* _Exercise_: Reproduce only the lines that run from the line with "Serialize everything readable" to the last line of the material, both ends included, exactly as they appear.

[Dataset rows about figures]
>>>

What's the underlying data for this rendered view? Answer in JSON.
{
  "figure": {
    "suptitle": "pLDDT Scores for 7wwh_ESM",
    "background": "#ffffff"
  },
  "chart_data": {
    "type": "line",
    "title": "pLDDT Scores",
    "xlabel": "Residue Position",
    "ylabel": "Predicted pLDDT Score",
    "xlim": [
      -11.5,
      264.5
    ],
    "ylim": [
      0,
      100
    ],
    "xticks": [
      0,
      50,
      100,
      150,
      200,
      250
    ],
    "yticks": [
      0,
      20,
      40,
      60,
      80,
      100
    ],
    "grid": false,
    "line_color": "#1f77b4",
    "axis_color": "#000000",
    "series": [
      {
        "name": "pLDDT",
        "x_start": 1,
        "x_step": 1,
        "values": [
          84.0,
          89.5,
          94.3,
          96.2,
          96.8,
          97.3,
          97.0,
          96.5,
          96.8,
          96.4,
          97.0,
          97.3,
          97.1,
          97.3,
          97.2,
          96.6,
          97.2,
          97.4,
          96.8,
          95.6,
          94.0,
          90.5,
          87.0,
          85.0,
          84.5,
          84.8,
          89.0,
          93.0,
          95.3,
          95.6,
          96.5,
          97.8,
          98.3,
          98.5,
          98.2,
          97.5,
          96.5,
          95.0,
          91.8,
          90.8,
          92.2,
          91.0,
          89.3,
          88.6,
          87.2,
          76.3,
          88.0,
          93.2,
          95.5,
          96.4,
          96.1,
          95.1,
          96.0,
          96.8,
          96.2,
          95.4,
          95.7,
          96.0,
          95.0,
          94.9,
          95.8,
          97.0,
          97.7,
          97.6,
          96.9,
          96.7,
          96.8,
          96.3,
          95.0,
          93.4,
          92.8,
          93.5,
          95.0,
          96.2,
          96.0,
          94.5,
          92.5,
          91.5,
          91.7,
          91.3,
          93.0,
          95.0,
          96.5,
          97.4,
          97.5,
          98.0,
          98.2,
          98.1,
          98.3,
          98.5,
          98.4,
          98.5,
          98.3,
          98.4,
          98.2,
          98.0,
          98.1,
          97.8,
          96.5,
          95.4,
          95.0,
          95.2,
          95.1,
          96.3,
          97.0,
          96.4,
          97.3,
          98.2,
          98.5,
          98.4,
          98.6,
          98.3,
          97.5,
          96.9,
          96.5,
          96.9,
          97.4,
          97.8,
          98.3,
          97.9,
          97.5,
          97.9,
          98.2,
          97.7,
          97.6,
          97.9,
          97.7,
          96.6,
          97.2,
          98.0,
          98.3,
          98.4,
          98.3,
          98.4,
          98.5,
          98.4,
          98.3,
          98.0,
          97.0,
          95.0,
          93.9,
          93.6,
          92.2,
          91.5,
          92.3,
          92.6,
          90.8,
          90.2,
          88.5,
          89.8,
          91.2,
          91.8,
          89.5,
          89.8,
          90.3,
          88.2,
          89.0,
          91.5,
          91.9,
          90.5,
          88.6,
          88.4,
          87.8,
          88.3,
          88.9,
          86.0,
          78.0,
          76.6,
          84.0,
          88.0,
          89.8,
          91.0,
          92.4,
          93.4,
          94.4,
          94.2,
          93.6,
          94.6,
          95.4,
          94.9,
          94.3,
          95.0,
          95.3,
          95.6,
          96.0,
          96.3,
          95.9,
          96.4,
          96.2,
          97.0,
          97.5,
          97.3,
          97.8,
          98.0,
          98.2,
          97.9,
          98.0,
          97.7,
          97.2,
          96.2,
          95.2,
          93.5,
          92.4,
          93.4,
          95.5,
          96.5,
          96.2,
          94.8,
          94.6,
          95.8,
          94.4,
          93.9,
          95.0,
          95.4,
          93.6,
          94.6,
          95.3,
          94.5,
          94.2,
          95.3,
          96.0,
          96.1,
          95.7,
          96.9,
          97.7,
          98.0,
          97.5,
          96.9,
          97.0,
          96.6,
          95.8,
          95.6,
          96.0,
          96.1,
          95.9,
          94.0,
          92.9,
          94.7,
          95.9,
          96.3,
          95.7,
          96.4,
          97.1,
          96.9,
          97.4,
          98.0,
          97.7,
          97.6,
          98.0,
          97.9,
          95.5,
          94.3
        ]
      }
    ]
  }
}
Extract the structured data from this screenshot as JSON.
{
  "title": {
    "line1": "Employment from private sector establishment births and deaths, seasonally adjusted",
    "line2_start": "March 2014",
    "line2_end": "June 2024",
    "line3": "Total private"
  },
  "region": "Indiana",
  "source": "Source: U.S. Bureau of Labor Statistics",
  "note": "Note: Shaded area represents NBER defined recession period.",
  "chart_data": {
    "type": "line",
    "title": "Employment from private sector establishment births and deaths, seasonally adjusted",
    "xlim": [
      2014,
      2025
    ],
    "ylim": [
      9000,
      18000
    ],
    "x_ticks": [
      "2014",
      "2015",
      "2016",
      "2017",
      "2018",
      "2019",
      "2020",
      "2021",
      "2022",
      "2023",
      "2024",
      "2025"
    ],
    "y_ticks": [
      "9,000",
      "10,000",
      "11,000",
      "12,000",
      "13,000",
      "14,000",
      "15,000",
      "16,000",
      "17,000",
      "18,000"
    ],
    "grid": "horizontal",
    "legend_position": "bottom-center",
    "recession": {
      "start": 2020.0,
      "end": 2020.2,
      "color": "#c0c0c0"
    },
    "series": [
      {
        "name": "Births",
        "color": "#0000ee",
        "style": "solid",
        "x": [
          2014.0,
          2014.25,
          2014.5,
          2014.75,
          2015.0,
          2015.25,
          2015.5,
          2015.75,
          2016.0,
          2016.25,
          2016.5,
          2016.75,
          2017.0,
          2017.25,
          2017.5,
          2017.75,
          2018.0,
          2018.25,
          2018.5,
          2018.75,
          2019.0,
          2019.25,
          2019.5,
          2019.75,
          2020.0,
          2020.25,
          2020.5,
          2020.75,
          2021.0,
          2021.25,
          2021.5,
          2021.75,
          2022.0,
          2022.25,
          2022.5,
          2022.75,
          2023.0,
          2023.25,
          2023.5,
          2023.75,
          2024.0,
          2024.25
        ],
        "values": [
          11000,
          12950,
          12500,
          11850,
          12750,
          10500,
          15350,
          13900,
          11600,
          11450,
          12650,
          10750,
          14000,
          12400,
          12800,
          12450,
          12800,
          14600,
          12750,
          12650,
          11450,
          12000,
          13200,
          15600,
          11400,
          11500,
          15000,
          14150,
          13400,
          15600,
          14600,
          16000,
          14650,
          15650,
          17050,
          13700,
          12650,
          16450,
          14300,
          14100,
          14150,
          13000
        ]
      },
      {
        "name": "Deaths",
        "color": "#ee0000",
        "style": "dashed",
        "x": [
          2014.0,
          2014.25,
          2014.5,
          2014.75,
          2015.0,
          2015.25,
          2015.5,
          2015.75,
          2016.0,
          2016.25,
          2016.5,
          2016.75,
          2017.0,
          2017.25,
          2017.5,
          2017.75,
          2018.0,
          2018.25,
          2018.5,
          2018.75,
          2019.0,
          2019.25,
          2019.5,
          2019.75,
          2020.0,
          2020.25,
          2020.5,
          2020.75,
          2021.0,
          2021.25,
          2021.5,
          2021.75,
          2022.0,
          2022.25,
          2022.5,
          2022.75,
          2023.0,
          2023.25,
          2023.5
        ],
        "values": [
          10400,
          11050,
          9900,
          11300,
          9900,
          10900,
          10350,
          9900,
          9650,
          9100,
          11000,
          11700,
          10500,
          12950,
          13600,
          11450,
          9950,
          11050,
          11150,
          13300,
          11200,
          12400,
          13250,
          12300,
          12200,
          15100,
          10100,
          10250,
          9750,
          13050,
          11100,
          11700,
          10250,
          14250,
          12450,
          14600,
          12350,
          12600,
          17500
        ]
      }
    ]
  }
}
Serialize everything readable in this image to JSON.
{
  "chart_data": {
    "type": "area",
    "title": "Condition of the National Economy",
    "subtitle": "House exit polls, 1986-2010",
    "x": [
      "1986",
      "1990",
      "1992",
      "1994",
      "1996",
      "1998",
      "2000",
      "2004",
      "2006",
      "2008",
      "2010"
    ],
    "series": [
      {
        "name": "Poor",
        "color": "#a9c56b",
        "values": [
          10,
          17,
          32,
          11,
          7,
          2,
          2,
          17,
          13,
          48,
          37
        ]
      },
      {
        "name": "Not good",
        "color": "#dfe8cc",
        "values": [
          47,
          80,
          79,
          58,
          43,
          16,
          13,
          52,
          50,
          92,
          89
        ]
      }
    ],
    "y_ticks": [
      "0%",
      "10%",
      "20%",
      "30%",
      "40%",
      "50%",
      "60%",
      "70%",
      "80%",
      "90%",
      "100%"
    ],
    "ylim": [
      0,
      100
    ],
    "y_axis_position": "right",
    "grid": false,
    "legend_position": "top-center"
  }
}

<<<

* _Output of the exercise_:
Serialize everything readable in this image to JSON.
{
  "chart_data": {
    "type": "area",
    "title": "Condition of the National Economy",
    "subtitle": "House exit polls, 1986-2010",
    "x": [
      "1986",
      "1990",
      "1992",
      "1994",
      "1996",
      "1998",
      "2000",
      "2004",
      "2006",
      "2008",
      "2010"
    ],
    "series": [
      {
        "name": "Poor",
        "color": "#a9c56b",
        "values": [
          10,
          17,
          32,
          11,
          7,
          2,
          2,
          17,
          13,
          48,
          37
        ]
      },
      {
        "name": "Not good",
        "color": "#dfe8cc",
        "values": [
          47,
          80,
          79,
          58,
          43,
          16,
          13,
          52,
          50,
          92,
          89
        ]
      }
    ],
    "y_ticks": [
      "0%",
      "10%",
      "20%",
      "30%",
      "40%",
      "50%",
      "60%",
      "70%",
      "80%",
      "90%",
      "100%"
    ],
    "ylim": [
      0,
      100
    ],
    "y_axis_position": "right",
    "grid": false,
    "legend_position": "top-center"
  }
}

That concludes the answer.